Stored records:
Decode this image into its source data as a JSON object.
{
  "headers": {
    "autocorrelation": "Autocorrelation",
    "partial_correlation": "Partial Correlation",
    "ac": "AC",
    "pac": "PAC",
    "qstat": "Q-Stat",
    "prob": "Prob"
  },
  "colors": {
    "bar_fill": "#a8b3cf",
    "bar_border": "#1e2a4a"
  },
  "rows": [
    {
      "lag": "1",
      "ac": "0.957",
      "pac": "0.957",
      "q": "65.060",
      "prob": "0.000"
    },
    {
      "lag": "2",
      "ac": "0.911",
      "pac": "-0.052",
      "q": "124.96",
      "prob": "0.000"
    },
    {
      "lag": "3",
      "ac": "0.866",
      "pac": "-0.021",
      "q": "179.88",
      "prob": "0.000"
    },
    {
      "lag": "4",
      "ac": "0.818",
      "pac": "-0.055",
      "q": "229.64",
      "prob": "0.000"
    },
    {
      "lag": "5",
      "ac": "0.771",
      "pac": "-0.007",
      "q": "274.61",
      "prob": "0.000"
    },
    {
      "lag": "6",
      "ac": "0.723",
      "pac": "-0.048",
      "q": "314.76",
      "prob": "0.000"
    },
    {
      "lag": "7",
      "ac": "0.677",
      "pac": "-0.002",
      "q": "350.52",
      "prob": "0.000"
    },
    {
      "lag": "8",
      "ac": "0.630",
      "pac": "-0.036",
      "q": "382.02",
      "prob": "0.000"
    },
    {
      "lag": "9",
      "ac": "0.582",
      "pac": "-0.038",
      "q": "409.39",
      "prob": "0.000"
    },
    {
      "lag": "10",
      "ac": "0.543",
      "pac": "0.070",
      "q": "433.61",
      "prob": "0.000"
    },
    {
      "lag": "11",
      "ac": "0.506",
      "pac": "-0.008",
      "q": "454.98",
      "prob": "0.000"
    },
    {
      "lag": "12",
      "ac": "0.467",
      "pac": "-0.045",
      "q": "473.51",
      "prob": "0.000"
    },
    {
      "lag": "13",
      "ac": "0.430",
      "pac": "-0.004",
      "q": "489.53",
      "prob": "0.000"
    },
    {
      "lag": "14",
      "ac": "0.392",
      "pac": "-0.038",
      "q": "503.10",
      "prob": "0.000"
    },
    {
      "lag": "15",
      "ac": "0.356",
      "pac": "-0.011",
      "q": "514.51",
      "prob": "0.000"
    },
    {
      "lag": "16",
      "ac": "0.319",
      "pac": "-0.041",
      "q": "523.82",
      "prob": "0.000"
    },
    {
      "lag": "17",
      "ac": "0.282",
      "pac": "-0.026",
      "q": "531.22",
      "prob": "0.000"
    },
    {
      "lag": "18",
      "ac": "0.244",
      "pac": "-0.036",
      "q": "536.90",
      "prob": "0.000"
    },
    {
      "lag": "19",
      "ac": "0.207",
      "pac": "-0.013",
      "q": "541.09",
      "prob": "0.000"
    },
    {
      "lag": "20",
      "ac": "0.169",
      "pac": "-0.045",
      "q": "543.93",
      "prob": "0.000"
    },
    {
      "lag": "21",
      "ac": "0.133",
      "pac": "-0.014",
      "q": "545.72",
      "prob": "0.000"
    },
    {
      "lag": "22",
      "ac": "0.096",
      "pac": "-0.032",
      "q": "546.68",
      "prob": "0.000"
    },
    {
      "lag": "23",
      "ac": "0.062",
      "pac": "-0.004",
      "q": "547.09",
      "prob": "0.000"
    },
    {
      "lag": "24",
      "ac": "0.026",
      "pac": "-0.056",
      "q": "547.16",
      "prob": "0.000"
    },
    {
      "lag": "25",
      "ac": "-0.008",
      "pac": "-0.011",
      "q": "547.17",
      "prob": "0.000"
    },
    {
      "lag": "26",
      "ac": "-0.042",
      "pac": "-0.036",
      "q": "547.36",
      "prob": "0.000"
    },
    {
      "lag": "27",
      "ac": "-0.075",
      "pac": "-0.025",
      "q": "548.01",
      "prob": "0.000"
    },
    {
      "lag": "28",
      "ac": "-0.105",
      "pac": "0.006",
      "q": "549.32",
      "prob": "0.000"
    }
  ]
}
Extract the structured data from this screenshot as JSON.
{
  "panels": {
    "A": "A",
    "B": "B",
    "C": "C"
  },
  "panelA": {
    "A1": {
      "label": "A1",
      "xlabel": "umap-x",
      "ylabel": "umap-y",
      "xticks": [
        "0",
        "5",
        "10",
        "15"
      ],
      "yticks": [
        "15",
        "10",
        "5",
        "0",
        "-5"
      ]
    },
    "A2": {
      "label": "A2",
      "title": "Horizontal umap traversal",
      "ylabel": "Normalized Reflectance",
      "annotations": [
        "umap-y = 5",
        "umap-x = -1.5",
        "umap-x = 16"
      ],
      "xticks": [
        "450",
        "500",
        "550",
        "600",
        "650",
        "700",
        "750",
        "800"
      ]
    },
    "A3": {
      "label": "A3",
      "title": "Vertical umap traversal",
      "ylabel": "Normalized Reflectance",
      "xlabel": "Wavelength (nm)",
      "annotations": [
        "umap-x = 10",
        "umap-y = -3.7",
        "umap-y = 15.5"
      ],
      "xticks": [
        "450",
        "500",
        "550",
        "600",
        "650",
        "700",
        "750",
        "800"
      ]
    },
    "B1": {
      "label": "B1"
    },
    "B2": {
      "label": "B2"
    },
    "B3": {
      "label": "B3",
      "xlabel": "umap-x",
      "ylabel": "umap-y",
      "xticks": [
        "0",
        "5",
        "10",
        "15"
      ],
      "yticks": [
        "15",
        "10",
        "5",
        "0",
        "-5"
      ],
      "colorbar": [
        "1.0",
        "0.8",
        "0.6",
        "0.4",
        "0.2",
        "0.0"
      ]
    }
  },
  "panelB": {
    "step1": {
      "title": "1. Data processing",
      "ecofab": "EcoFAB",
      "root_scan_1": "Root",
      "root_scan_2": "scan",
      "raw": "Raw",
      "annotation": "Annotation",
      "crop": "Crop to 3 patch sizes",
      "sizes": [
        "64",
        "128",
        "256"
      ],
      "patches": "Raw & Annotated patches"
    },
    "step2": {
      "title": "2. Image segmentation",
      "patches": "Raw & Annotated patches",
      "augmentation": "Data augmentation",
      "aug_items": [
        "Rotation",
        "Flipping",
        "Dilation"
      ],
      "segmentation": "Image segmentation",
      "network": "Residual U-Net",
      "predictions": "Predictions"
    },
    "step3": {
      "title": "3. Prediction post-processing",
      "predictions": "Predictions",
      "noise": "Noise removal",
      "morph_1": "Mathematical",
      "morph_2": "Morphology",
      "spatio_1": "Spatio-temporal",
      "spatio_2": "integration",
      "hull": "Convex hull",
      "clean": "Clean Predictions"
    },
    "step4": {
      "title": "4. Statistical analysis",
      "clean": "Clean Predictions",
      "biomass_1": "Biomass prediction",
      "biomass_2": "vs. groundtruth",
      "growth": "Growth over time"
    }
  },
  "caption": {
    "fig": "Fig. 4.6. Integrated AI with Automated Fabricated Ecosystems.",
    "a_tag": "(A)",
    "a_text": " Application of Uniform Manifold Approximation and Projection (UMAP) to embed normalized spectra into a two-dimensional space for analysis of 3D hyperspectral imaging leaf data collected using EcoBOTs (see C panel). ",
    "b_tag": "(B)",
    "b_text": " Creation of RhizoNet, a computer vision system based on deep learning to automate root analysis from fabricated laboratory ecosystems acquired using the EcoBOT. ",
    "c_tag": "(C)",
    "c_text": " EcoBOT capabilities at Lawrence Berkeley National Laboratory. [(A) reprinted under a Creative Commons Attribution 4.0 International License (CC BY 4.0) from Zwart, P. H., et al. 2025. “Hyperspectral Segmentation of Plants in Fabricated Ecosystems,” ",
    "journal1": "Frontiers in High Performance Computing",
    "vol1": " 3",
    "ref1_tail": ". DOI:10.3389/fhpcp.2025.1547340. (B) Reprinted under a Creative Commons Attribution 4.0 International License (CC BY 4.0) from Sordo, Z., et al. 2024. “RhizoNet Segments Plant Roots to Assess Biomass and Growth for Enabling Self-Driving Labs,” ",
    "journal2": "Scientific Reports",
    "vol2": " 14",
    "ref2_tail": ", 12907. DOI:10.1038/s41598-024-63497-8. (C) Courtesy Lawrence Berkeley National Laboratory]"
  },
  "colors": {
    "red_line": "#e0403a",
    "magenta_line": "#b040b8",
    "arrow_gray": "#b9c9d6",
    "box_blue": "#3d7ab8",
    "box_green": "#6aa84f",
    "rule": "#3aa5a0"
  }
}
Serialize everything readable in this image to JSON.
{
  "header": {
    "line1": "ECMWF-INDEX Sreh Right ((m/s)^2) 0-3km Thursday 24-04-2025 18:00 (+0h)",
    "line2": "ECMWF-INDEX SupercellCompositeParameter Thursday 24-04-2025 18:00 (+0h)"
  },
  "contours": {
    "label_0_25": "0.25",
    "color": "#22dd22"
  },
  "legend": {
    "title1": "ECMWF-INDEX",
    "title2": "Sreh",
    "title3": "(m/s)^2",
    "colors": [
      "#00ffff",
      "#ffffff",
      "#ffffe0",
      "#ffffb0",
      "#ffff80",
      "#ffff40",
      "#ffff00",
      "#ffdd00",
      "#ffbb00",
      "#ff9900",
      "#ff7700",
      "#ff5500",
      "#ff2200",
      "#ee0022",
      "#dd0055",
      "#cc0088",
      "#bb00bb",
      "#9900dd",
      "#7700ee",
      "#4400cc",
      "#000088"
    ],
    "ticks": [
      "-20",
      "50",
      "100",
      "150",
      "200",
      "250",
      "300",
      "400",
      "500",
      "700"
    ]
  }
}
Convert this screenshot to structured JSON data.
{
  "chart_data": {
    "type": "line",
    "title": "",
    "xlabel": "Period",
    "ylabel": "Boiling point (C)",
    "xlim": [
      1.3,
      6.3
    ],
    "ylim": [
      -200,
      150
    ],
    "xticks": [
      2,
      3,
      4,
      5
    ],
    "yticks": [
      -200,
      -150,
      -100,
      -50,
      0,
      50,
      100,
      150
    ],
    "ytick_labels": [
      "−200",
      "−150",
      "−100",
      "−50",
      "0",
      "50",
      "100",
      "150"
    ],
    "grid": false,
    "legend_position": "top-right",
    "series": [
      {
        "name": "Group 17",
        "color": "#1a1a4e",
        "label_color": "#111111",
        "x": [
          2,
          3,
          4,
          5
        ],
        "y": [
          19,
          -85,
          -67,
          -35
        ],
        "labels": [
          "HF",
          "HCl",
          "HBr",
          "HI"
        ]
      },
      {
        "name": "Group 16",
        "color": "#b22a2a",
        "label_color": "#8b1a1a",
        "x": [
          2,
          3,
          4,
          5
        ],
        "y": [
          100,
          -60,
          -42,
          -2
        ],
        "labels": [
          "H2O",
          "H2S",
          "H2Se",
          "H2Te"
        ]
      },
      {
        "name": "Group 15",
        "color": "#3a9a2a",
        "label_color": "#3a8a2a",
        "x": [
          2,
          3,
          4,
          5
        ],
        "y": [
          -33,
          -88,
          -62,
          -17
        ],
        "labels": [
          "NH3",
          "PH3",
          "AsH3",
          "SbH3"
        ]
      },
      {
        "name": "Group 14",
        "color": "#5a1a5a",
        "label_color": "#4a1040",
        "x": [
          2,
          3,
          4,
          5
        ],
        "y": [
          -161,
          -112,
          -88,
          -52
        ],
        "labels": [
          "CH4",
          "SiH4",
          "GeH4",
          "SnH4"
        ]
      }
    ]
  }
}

*YOUR INSTRUCTIONS*
Find every line that has "Clean" in it, then return those lines.

*THE RESPONSE*
      "clean": "Clean Predictions"
      "clean": "Clean Predictions",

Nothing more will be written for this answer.